# Structured figure records:
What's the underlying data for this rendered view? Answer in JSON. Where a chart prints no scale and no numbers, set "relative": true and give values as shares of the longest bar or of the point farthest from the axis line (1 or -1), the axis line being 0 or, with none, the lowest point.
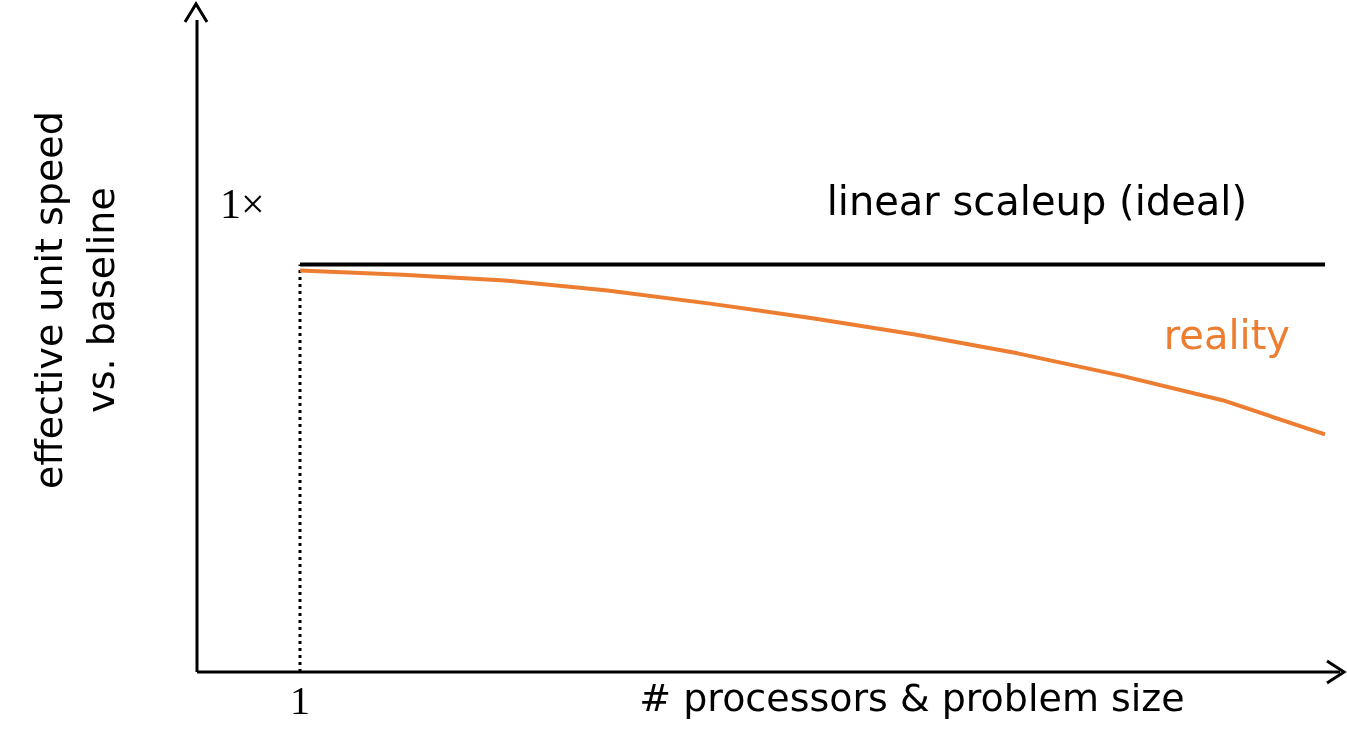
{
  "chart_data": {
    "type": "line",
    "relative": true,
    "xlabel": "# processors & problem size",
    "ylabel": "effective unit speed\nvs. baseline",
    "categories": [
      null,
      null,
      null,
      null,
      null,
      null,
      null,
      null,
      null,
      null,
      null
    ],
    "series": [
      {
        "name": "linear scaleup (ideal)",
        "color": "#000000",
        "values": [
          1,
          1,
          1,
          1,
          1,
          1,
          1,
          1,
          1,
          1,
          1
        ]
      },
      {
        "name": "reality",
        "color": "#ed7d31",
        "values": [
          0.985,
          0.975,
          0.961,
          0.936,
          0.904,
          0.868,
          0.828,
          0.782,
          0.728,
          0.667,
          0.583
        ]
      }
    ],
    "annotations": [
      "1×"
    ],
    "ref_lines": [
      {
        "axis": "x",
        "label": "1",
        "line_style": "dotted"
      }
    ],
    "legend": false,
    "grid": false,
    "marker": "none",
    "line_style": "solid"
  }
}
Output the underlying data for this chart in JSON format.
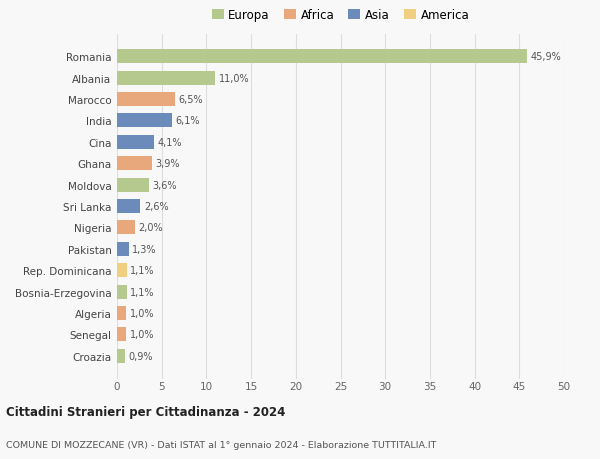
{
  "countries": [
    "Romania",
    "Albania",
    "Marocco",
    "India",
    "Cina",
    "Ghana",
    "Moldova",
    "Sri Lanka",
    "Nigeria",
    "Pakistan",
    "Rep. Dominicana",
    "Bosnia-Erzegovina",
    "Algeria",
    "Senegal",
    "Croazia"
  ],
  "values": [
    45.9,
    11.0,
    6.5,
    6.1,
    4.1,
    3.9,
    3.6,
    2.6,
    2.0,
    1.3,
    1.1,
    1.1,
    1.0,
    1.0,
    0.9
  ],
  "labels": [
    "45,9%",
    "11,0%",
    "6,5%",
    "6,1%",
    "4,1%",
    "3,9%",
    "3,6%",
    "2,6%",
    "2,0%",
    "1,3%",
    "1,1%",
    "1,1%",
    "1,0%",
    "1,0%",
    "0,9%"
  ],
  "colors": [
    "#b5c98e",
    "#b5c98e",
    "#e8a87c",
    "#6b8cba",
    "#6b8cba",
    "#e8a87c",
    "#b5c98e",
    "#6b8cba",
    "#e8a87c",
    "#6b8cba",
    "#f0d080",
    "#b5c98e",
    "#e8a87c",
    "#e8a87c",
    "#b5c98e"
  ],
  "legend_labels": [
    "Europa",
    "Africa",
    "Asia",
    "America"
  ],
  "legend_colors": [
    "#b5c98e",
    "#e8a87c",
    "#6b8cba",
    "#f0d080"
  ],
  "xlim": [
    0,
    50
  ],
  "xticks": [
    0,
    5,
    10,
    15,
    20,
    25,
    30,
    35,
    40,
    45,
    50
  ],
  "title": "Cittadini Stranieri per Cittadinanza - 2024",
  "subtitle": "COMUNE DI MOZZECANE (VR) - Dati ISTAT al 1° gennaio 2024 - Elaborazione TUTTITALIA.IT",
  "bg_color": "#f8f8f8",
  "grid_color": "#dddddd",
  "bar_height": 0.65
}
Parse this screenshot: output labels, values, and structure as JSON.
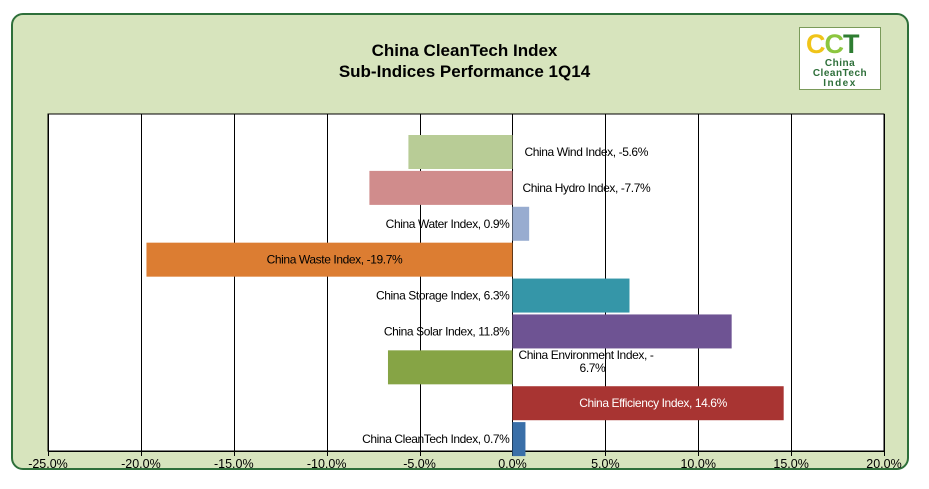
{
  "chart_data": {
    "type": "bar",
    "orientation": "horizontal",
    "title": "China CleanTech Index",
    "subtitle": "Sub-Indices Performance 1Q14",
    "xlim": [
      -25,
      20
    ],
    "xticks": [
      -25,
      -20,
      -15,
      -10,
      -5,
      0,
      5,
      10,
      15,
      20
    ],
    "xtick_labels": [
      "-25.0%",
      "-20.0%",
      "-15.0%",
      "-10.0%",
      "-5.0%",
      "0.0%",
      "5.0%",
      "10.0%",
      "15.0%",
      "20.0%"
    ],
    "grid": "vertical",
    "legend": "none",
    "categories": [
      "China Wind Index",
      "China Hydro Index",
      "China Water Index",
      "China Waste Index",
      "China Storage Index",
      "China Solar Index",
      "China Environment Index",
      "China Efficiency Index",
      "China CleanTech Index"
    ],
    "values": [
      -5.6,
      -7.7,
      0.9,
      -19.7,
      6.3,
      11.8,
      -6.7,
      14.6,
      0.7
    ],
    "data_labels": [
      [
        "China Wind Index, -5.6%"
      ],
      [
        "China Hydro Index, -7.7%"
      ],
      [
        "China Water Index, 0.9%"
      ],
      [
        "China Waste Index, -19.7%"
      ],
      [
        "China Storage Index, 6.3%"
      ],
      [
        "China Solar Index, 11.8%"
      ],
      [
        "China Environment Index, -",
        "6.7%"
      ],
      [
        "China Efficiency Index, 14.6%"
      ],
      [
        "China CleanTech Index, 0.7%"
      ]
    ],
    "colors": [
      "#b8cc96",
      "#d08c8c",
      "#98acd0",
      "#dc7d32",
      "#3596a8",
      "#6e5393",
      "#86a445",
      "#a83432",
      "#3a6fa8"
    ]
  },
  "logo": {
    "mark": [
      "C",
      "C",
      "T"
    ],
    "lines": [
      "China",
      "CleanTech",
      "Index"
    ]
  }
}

# GOAL:
Extract, from the material above, each line holding the word "name".

# RESPONSE TO THE TASK:
        "name": "linear scaleup (ideal)",
        "name": "reality",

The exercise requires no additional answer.